The records that follow must be repeated verbatim, every one of them.
○ ○ ○
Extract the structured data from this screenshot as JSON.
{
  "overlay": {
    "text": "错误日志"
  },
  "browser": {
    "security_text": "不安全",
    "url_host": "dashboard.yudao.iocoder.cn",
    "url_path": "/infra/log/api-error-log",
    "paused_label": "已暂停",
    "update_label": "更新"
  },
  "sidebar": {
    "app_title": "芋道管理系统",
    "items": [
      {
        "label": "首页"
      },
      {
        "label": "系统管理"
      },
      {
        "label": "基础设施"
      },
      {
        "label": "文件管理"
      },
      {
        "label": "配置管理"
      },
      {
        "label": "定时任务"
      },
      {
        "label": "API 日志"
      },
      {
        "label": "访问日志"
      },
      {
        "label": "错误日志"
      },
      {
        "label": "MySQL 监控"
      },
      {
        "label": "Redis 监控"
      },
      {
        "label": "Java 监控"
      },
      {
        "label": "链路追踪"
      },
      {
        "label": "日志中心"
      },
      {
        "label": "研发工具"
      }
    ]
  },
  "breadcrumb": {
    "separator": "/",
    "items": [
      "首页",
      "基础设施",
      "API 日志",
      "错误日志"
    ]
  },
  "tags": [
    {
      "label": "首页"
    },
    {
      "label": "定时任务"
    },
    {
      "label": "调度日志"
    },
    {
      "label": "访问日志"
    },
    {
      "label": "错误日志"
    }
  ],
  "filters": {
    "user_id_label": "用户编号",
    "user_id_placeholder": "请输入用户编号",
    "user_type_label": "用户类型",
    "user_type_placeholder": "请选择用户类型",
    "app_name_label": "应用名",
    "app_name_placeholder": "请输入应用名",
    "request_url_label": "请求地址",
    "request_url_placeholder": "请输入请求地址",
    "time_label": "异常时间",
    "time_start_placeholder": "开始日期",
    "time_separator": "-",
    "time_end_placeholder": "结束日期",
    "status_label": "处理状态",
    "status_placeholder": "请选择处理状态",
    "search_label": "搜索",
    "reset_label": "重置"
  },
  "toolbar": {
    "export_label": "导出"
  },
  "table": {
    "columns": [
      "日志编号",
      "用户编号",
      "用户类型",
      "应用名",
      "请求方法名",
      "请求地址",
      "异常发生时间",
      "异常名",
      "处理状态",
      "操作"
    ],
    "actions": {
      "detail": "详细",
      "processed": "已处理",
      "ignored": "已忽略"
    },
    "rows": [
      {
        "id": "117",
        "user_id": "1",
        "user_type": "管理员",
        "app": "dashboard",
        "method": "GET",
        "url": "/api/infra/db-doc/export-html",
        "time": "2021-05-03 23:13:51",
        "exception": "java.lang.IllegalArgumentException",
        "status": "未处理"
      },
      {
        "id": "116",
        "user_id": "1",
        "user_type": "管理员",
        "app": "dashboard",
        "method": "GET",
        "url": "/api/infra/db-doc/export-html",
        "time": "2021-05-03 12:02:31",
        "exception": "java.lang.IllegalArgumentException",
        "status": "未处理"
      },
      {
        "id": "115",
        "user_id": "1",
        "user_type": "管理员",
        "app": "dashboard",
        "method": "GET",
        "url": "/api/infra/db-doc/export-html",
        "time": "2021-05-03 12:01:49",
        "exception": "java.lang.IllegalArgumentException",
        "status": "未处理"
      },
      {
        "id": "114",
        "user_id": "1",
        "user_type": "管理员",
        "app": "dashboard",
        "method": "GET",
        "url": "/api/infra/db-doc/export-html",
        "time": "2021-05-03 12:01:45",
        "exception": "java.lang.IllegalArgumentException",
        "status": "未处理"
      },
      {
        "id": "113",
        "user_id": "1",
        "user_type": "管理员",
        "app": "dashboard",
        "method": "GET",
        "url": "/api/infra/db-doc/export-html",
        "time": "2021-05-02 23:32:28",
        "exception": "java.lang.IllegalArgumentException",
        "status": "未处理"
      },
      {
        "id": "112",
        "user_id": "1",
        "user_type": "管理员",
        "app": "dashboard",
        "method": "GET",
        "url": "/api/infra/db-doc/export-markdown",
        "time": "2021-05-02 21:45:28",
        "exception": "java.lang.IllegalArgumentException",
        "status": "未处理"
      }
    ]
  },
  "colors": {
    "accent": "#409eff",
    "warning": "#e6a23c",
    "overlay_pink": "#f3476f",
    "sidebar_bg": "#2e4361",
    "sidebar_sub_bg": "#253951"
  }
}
○ ○ ○
- [Task output]:
Extract the structured data from this screenshot as JSON.
{
  "overlay": {
    "text": "错误日志"
  },
  "browser": {
    "security_text": "不安全",
    "url_host": "dashboard.yudao.iocoder.cn",
    "url_path": "/infra/log/api-error-log",
    "paused_label": "已暂停",
    "update_label": "更新"
  },
  "sidebar": {
    "app_title": "芋道管理系统",
    "items": [
      {
        "label": "首页"
      },
      {
        "label": "系统管理"
      },
      {
        "label": "基础设施"
      },
      {
        "label": "文件管理"
      },
      {
        "label": "配置管理"
      },
      {
        "label": "定时任务"
      },
      {
        "label": "API 日志"
      },
      {
        "label": "访问日志"
      },
      {
        "label": "错误日志"
      },
      {
        "label": "MySQL 监控"
      },
      {
        "label": "Redis 监控"
      },
      {
        "label": "Java 监控"
      },
      {
        "label": "链路追踪"
      },
      {
        "label": "日志中心"
      },
      {
        "label": "研发工具"
      }
    ]
  },
  "breadcrumb": {
    "separator": "/",
    "items": [
      "首页",
      "基础设施",
      "API 日志",
      "错误日志"
    ]
  },
  "tags": [
    {
      "label": "首页"
    },
    {
      "label": "定时任务"
    },
    {
      "label": "调度日志"
    },
    {
      "label": "访问日志"
    },
    {
      "label": "错误日志"
    }
  ],
  "filters": {
    "user_id_label": "用户编号",
    "user_id_placeholder": "请输入用户编号",
    "user_type_label": "用户类型",
    "user_type_placeholder": "请选择用户类型",
    "app_name_label": "应用名",
    "app_name_placeholder": "请输入应用名",
    "request_url_label": "请求地址",
    "request_url_placeholder": "请输入请求地址",
    "time_label": "异常时间",
    "time_start_placeholder": "开始日期",
    "time_separator": "-",
    "time_end_placeholder": "结束日期",
    "status_label": "处理状态",
    "status_placeholder": "请选择处理状态",
    "search_label": "搜索",
    "reset_label": "重置"
  },
  "toolbar": {
    "export_label": "导出"
  },
  "table": {
    "columns": [
      "日志编号",
      "用户编号",
      "用户类型",
      "应用名",
      "请求方法名",
      "请求地址",
      "异常发生时间",
      "异常名",
      "处理状态",
      "操作"
    ],
    "actions": {
      "detail": "详细",
      "processed": "已处理",
      "ignored": "已忽略"
    },
    "rows": [
      {
        "id": "117",
        "user_id": "1",
        "user_type": "管理员",
        "app": "dashboard",
        "method": "GET",
        "url": "/api/infra/db-doc/export-html",
        "time": "2021-05-03 23:13:51",
        "exception": "java.lang.IllegalArgumentException",
        "status": "未处理"
      },
      {
        "id": "116",
        "user_id": "1",
        "user_type": "管理员",
        "app": "dashboard",
        "method": "GET",
        "url": "/api/infra/db-doc/export-html",
        "time": "2021-05-03 12:02:31",
        "exception": "java.lang.IllegalArgumentException",
        "status": "未处理"
      },
      {
        "id": "115",
        "user_id": "1",
        "user_type": "管理员",
        "app": "dashboard",
        "method": "GET",
        "url": "/api/infra/db-doc/export-html",
        "time": "2021-05-03 12:01:49",
        "exception": "java.lang.IllegalArgumentException",
        "status": "未处理"
      },
      {
        "id": "114",
        "user_id": "1",
        "user_type": "管理员",
        "app": "dashboard",
        "method": "GET",
        "url": "/api/infra/db-doc/export-html",
        "time": "2021-05-03 12:01:45",
        "exception": "java.lang.IllegalArgumentException",
        "status": "未处理"
      },
      {
        "id": "113",
        "user_id": "1",
        "user_type": "管理员",
        "app": "dashboard",
        "method": "GET",
        "url": "/api/infra/db-doc/export-html",
        "time": "2021-05-02 23:32:28",
        "exception": "java.lang.IllegalArgumentException",
        "status": "未处理"
      },
      {
        "id": "112",
        "user_id": "1",
        "user_type": "管理员",
        "app": "dashboard",
        "method": "GET",
        "url": "/api/infra/db-doc/export-markdown",
        "time": "2021-05-02 21:45:28",
        "exception": "java.lang.IllegalArgumentException",
        "status": "未处理"
      }
    ]
  },
  "colors": {
    "accent": "#409eff",
    "warning": "#e6a23c",
    "overlay_pink": "#f3476f",
    "sidebar_bg": "#2e4361",
    "sidebar_sub_bg": "#253951"
  }
}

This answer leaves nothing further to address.